Find every line with the word "name" and give their count, nothing else.

---------- Dataset entries

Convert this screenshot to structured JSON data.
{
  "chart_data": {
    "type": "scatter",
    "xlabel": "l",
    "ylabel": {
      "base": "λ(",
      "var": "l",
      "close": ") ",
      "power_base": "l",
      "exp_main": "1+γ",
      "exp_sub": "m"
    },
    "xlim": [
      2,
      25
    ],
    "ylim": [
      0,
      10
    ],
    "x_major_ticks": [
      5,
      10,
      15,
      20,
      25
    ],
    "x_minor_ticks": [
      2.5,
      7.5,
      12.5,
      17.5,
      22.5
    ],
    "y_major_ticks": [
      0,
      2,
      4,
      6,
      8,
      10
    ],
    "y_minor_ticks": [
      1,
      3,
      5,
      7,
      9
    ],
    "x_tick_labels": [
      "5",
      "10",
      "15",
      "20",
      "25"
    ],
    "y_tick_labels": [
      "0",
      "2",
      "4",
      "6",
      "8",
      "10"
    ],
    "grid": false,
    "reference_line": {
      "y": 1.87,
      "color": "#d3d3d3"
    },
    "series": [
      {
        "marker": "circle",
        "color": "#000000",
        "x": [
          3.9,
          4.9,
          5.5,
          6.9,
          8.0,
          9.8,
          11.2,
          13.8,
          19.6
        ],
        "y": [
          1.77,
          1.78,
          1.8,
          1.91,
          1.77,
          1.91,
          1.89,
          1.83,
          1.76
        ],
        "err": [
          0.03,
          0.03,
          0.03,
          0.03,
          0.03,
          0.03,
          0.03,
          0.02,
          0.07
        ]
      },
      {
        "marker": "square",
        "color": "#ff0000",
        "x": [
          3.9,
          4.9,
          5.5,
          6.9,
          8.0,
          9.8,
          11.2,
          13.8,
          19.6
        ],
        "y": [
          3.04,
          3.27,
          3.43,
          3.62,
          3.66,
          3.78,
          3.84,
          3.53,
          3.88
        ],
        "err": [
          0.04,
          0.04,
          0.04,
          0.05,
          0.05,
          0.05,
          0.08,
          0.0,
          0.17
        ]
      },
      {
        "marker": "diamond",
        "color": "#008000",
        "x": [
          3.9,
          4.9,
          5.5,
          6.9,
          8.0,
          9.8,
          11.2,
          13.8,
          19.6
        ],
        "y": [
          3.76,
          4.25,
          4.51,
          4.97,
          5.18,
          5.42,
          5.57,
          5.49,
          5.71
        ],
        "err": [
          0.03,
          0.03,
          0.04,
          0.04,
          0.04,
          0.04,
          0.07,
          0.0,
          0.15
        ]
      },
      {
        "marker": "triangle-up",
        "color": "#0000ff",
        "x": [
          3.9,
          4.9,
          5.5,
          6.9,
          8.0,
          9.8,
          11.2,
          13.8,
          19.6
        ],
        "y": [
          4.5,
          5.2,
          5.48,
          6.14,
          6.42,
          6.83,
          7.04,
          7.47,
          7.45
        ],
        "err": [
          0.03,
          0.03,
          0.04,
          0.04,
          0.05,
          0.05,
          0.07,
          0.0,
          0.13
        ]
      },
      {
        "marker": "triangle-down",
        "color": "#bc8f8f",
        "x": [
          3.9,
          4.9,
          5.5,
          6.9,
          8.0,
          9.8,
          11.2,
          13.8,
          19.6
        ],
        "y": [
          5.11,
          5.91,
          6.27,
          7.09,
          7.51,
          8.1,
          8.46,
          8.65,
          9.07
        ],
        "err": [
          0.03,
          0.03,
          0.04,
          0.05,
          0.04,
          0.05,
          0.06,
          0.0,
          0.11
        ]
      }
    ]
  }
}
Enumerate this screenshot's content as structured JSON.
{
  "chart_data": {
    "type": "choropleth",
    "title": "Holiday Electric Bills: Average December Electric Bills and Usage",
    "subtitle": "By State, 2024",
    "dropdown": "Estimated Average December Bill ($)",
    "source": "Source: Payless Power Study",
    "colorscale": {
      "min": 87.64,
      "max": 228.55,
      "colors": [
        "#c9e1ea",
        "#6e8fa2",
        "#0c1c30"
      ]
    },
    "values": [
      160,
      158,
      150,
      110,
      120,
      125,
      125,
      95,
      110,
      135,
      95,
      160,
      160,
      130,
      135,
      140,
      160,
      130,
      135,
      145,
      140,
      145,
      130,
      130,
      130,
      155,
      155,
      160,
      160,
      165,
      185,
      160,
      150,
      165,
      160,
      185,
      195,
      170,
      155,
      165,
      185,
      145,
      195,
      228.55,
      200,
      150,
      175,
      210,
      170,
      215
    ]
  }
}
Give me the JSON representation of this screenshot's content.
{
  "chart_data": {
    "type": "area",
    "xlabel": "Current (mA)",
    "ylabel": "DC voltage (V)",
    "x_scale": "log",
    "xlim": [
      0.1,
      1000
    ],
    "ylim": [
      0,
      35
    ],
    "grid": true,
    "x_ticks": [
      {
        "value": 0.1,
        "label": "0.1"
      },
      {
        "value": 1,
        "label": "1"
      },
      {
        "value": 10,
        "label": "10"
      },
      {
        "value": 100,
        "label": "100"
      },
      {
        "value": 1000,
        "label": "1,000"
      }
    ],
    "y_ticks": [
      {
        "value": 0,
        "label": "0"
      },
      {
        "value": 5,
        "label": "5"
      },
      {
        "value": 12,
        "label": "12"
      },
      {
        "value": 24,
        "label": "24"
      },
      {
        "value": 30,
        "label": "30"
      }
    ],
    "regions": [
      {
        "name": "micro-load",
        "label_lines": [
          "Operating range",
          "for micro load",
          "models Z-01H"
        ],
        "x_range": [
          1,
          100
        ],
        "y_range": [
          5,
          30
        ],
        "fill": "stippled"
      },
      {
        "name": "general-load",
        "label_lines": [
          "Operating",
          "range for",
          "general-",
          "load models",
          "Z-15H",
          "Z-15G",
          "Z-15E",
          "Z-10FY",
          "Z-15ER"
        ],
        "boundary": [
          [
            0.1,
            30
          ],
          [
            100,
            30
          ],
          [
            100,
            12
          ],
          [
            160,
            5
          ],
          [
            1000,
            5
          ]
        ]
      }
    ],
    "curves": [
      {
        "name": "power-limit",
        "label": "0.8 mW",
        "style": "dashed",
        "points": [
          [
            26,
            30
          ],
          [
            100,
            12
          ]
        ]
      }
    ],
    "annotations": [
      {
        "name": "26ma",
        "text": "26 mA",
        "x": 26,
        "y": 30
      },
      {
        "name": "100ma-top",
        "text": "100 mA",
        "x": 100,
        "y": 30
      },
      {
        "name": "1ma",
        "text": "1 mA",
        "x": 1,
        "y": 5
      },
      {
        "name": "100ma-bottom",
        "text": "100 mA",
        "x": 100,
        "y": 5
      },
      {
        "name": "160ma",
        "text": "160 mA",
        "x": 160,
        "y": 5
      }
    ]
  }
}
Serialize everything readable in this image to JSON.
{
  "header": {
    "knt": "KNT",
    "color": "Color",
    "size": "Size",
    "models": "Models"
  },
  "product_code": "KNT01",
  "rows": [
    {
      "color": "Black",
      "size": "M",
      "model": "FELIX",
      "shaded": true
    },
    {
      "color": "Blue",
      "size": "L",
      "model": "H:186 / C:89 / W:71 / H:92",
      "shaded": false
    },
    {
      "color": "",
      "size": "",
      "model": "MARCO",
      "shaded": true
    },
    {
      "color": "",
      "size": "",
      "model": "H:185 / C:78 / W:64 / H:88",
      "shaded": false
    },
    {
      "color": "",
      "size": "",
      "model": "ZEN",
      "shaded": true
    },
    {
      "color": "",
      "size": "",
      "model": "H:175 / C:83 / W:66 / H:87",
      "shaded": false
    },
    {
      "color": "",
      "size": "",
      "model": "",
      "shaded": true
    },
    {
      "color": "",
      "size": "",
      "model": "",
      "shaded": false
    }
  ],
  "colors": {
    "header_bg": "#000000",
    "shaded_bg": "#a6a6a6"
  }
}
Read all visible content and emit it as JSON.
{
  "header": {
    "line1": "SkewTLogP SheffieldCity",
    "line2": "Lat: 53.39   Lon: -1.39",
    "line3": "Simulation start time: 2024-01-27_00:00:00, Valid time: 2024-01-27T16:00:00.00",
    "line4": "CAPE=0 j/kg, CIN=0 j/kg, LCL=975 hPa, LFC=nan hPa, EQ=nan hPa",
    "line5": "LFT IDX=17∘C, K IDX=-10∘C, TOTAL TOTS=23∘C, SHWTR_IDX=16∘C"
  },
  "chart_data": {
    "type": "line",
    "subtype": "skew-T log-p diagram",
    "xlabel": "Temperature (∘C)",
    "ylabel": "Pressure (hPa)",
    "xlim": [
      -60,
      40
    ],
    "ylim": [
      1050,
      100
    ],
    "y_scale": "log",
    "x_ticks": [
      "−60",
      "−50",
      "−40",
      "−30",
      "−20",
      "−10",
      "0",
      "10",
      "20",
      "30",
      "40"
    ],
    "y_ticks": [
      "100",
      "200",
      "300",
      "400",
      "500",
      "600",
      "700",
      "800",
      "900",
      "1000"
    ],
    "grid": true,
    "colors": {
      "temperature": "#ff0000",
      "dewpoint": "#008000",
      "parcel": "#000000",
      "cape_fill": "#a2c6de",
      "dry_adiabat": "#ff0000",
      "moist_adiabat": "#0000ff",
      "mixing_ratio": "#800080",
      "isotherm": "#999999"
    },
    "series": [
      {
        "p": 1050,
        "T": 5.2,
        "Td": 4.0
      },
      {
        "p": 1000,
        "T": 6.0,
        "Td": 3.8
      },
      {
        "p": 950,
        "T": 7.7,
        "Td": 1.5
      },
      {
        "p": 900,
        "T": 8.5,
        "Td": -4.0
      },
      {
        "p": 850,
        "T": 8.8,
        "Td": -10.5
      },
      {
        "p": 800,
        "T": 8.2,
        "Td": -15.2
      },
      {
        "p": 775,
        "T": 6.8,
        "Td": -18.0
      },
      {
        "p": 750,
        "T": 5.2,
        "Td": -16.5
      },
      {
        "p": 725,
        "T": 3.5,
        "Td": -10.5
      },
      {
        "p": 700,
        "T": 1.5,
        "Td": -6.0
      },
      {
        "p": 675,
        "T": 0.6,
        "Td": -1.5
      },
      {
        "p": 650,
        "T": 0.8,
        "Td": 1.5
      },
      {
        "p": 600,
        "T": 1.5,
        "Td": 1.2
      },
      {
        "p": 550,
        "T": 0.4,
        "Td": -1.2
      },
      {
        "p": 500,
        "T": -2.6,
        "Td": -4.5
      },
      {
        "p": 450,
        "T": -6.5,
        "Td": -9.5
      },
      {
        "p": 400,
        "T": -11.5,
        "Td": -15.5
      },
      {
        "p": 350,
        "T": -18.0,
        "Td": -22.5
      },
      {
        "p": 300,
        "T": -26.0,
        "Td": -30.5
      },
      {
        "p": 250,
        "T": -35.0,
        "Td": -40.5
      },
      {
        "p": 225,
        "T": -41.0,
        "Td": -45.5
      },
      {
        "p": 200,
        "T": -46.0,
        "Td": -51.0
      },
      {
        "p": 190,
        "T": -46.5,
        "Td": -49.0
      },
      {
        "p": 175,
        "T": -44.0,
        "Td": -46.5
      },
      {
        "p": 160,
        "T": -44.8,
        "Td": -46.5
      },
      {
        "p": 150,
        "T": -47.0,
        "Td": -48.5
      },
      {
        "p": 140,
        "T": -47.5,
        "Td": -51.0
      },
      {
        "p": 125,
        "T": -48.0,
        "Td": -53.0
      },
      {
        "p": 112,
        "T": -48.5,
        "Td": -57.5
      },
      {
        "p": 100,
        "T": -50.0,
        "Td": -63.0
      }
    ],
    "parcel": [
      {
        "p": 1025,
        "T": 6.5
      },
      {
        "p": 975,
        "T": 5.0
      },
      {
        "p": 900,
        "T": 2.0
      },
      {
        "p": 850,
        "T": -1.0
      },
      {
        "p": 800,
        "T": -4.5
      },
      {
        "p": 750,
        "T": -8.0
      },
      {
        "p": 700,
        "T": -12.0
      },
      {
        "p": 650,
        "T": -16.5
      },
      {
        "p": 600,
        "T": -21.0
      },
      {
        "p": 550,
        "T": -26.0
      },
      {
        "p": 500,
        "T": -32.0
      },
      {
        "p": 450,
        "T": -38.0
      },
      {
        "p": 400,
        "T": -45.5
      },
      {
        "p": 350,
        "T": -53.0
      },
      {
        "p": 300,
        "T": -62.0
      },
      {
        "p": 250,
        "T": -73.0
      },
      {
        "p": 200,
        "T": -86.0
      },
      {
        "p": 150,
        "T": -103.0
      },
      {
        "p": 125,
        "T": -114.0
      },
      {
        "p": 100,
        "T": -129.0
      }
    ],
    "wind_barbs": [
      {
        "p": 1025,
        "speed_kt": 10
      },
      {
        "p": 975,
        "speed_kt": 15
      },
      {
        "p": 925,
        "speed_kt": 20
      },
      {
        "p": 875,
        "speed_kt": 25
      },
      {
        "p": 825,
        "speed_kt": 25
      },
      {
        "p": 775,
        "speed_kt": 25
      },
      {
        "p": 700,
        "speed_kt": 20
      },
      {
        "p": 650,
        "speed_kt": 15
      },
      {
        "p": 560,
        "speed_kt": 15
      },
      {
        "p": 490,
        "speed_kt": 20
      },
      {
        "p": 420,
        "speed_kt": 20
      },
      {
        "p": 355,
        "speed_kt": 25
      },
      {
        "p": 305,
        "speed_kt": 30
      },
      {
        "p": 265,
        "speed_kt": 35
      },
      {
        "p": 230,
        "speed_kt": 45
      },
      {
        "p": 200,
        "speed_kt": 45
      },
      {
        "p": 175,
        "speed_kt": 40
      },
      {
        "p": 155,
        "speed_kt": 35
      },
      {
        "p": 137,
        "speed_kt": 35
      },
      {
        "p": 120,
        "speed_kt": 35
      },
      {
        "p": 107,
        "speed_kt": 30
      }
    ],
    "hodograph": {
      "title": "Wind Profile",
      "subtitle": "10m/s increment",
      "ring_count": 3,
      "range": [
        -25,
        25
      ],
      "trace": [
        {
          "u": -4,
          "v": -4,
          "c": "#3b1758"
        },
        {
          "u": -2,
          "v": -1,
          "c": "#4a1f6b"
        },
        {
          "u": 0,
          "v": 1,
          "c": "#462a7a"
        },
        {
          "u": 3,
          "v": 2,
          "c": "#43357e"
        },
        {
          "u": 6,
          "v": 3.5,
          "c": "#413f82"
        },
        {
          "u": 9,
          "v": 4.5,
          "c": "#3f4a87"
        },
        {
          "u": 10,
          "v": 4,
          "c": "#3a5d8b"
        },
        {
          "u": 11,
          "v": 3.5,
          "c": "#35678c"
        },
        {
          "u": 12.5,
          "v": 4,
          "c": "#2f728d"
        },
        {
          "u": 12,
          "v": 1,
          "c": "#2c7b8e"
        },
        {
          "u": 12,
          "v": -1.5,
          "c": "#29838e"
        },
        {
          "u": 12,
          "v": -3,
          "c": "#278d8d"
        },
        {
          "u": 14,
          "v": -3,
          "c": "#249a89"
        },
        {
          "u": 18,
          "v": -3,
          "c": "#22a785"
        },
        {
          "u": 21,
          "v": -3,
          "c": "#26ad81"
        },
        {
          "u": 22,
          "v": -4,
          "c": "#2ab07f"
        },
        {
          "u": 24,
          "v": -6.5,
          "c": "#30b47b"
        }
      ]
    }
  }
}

--------------------

__Written solution__.
8